Work to complete: Find each line with "下列句子中" and copy it.
┄┄┄┄┄┄
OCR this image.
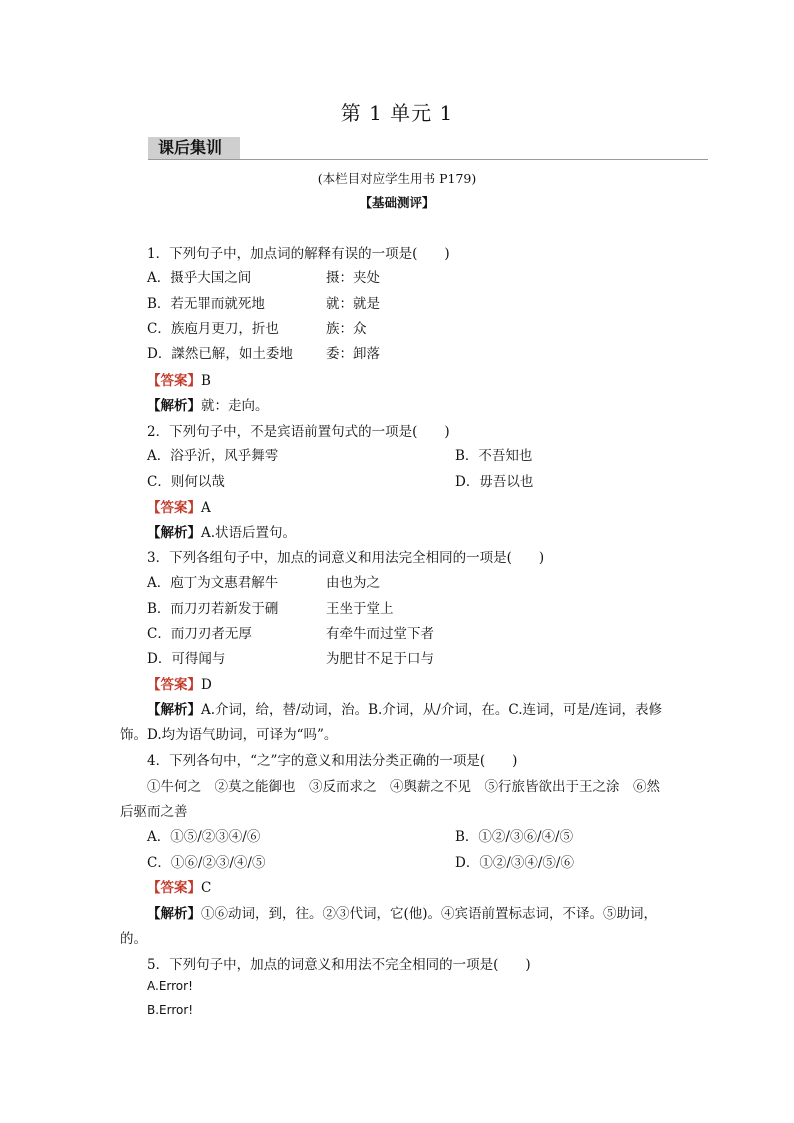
第 1 单元 1
课后集训
(本栏目对应学生用书 P179)
【基础测评】
1．下列句子中，加点词的解释有误的一项是(　　)
A．摄乎大国之间	摄：夹处
B．若无罪而就死地	就：就是
C．族庖月更刀，折也	族：众
D．謋然已解，如土委地 委：卸落
【答案】B
【解析】就：走向。
2．下列句子中，不是宾语前置句式的一项是(　　)
A．浴乎沂，风乎舞雩	B．不吾知也
C．则何以哉	D．毋吾以也
【答案】A
【解析】A.状语后置句。
3．下列各组句子中，加点的词意义和用法完全相同的一项是(　　)
A．庖丁为文惠君解牛	由也为之
B．而刀刃若新发于硎	王坐于堂上
C．而刀刃者无厚	有牵牛而过堂下者
D．可得闻与	为肥甘不足于口与
【答案】D
【解析】A.介词，给，替/动词，治。B.介词，从/介词，在。C.连词，可是/连词，表修
饰。D.均为语气助词，可译为“吗”。
4．下列各句中，“之”字的意义和用法分类正确的一项是(　　)
①牛何之　②莫之能御也　③反而求之　④舆薪之不见　⑤行旅皆欲出于王之涂　⑥然
后驱而之善
A．①⑤/②③④/⑥	B．①②/③⑥/④/⑤
C．①⑥/②③/④/⑤	D．①②/③④/⑤/⑥
【答案】C
【解析】①⑥动词，到，往。②③代词，它(他)。④宾语前置标志词，不译。⑤助词，
的。
5．下列句子中，加点的词意义和用法不完全相同的一项是(　　)
A.Error!
B.Error!
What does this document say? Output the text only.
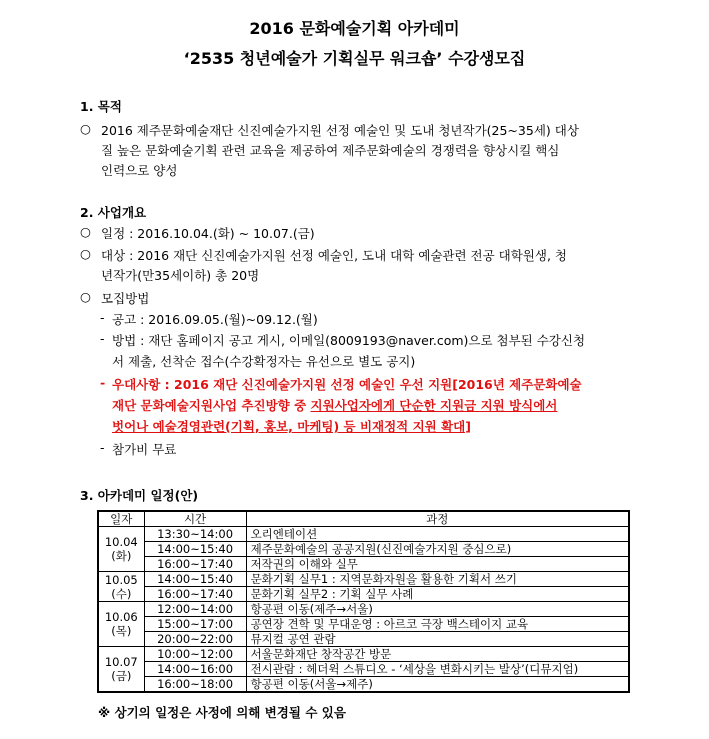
2016 문화예술기획 아카데미
‘2535 청년예술가 기획실무 워크숍’ 수강생모집
1. 목적
○ 2016 제주문화예술재단 신진예술가지원 선정 예술인 및 도내 청년작가(25~35세) 대상
질 높은 문화예술기획 관련 교육을 제공하여 제주문화예술의 경쟁력을 향상시킬 핵심
인력으로 양성
2. 사업개요
○ 일정 : 2016.10.04.(화) ~ 10.07.(금)
○ 대상 : 2016 재단 신진예술가지원 선정 예술인, 도내 대학 예술관련 전공 대학원생, 청
년작가(만35세이하) 총 20명
○ 모집방법
- 공고 : 2016.09.05.(월)~09.12.(월)
- 방법 : 재단 홈페이지 공고 게시, 이메일(8009193@naver.com)으로 첨부된 수강신청
서 제출, 선착순 접수(수강확정자는 유선으로 별도 공지)
- 우대사항 : 2016 재단 신진예술가지원 선정 예술인 우선 지원[2016년 제주문화예술
재단 문화예술지원사업 추진방향 중 지원사업자에게 단순한 지원금 지원 방식에서
벗어나 예술경영관련(기획, 홍보, 마케팅) 등 비재정적 지원 확대]
- 참가비 무료
3. 아카데미 일정(안)
일자	시간	과정
10.04
(화)	13:30~14:00	오리엔테이션
	14:00~15:40	제주문화예술의 공공지원(신진예술가지원 중심으로)
	16:00~17:40	저작권의 이해와 실무
10.05
(수)	14:00~15:40	문화기획 실무1 : 지역문화자원을 활용한 기획서 쓰기
	16:00~17:40	문화기획 실무2 : 기획 실무 사례
10.06
(목)	12:00~14:00	항공편 이동(제주→서울)
	15:00~17:00	공연장 견학 및 무대운영 : 아르코 극장 백스테이지 교육
	20:00~22:00	뮤지컬 공연 관람
10.07
(금)	10:00~12:00	서울문화재단 창작공간 방문
	14:00~16:00	전시관람 : 헤더윅 스튜디오 - ‘세상을 변화시키는 발상’(디뮤지엄)
	16:00~18:00	항공편 이동(서울→제주)
※ 상기의 일정은 사정에 의해 변경될 수 있음
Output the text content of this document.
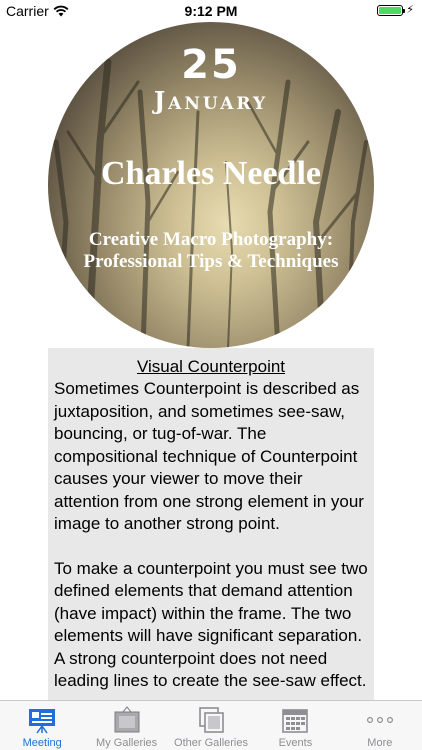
Carrier	9:12 PM	⚡
25
January
Charles Needle
Creative Macro Photography:
Professional Tips & Techniques
Visual Counterpoint

Sometimes Counterpoint is described as juxtaposition, and sometimes see-saw, bouncing, or tug-of-war. The compositional technique of Counterpoint causes your viewer to move their attention from one strong element in your image to another strong point.

To make a counterpoint you must see two defined elements that demand attention (have impact) within the frame. The two elements will have significant separation. A strong counterpoint does not need leading lines to create the see-saw effect.

Meeting	My Galleries	Other Galleries	Events	More
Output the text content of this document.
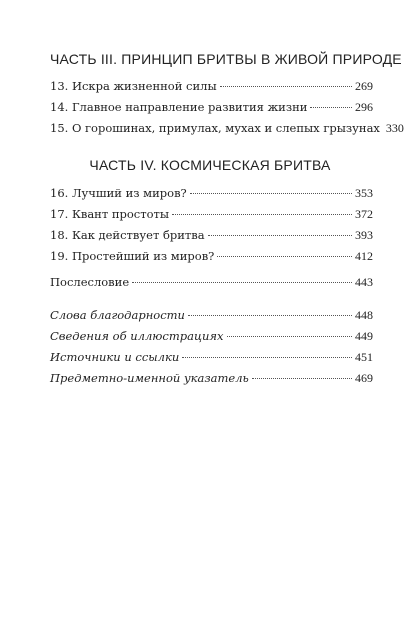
ЧАСТЬ III. ПРИНЦИП БРИТВЫ В ЖИВОЙ ПРИРОДЕ
13. Искра жизненной силы	269
14. Главное направление развития жизни	296
15. О горошинах, примулах, мухах и слепых грызунах 330
ЧАСТЬ IV. КОСМИЧЕСКАЯ БРИТВА
16. Лучший из миров?	353
17. Квант простоты	372
18. Как действует бритва	393
19. Простейший из миров?	412
Послесловие	443
Слова благодарности	448
Сведения об иллюстрациях	449
Источники и ссылки	451
Предметно-именной указатель	469
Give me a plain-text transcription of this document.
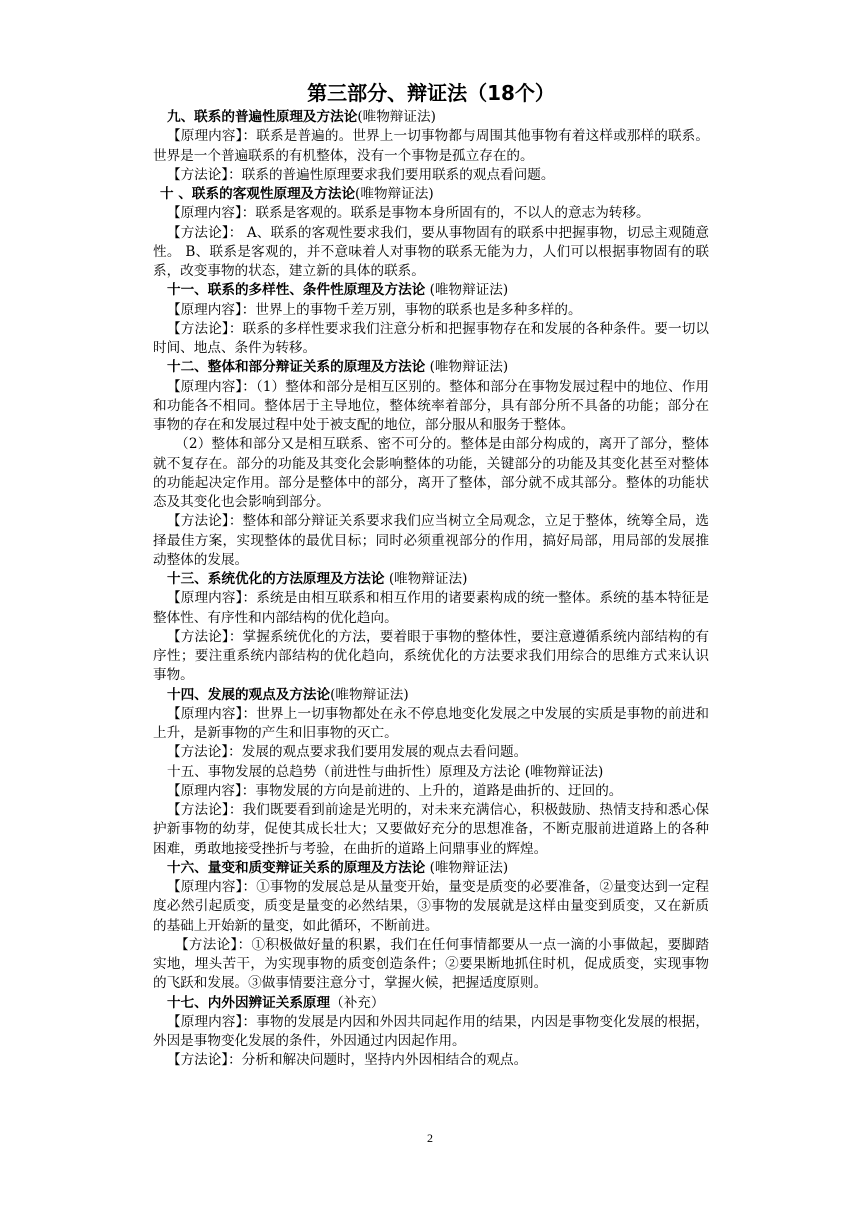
第三部分、辩证法（18个）

九、联系的普遍性原理及方法论(唯物辩证法)

【原理内容】：联系是普遍的。世界上一切事物都与周围其他事物有着这样或那样的联系。世界是一个普遍联系的有机整体，没有一个事物是孤立存在的。

【方法论】：联系的普遍性原理要求我们要用联系的观点看问题。

十 、联系的客观性原理及方法论(唯物辩证法)

【原理内容】：联系是客观的。联系是事物本身所固有的，不以人的意志为转移。

【方法论】： A、联系的客观性要求我们，要从事物固有的联系中把握事物，切忌主观随意性。 B、联系是客观的，并不意味着人对事物的联系无能为力，人们可以根据事物固有的联系，改变事物的状态，建立新的具体的联系。

十一、联系的多样性、条件性原理及方法论 (唯物辩证法)

【原理内容】：世界上的事物千差万别，事物的联系也是多种多样的。

【方法论】：联系的多样性要求我们注意分析和把握事物存在和发展的各种条件。要一切以时间、地点、条件为转移。

十二、整体和部分辩证关系的原理及方法论 (唯物辩证法)

【原理内容】：（1）整体和部分是相互区别的。整体和部分在事物发展过程中的地位、作用和功能各不相同。整体居于主导地位，整体统率着部分，具有部分所不具备的功能；部分在事物的存在和发展过程中处于被支配的地位，部分服从和服务于整体。

（2）整体和部分又是相互联系、密不可分的。整体是由部分构成的，离开了部分，整体就不复存在。部分的功能及其变化会影响整体的功能，关键部分的功能及其变化甚至对整体的功能起决定作用。部分是整体中的部分，离开了整体，部分就不成其部分。整体的功能状态及其变化也会影响到部分。

【方法论】：整体和部分辩证关系要求我们应当树立全局观念，立足于整体，统筹全局，选择最佳方案，实现整体的最优目标；同时必须重视部分的作用，搞好局部，用局部的发展推动整体的发展。

十三、系统优化的方法原理及方法论 (唯物辩证法)

【原理内容】：系统是由相互联系和相互作用的诸要素构成的统一整体。系统的基本特征是整体性、有序性和内部结构的优化趋向。

【方法论】：掌握系统优化的方法，要着眼于事物的整体性，要注意遵循系统内部结构的有序性；要注重系统内部结构的优化趋向，系统优化的方法要求我们用综合的思维方式来认识事物。

十四、发展的观点及方法论(唯物辩证法)

【原理内容】：世界上一切事物都处在永不停息地变化发展之中发展的实质是事物的前进和上升，是新事物的产生和旧事物的灭亡。

【方法论】：发展的观点要求我们要用发展的观点去看问题。

十五、事物发展的总趋势（前进性与曲折性）原理及方法论 (唯物辩证法)

【原理内容】：事物发展的方向是前进的、上升的，道路是曲折的、迂回的。

【方法论】：我们既要看到前途是光明的，对未来充满信心，积极鼓励、热情支持和悉心保护新事物的幼芽，促使其成长壮大；又要做好充分的思想准备，不断克服前进道路上的各种困难，勇敢地接受挫折与考验，在曲折的道路上问鼎事业的辉煌。

十六、量变和质变辩证关系的原理及方法论 (唯物辩证法)

【原理内容】：①事物的发展总是从量变开始，量变是质变的必要准备，②量变达到一定程度必然引起质变，质变是量变的必然结果，③事物的发展就是这样由量变到质变，又在新质的基础上开始新的量变，如此循环，不断前进。

【方法论】：①积极做好量的积累，我们在任何事情都要从一点一滴的小事做起，要脚踏实地，埋头苦干，为实现事物的质变创造条件；②要果断地抓住时机，促成质变，实现事物的飞跃和发展。③做事情要注意分寸，掌握火候，把握适度原则。

十七、内外因辨证关系原理（补充）

【原理内容】：事物的发展是内因和外因共同起作用的结果，内因是事物变化发展的根据，外因是事物变化发展的条件，外因通过内因起作用。

【方法论】：分析和解决问题时，坚持内外因相结合的观点。

2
┄┄┄┄┄┄
The completed task:
1．下列句子中，加点词的解释有误的一项是(　　)
2．下列句子中，不是宾语前置句式的一项是(　　)
5．下列句子中，加点的词意义和用法不完全相同的一项是(　　)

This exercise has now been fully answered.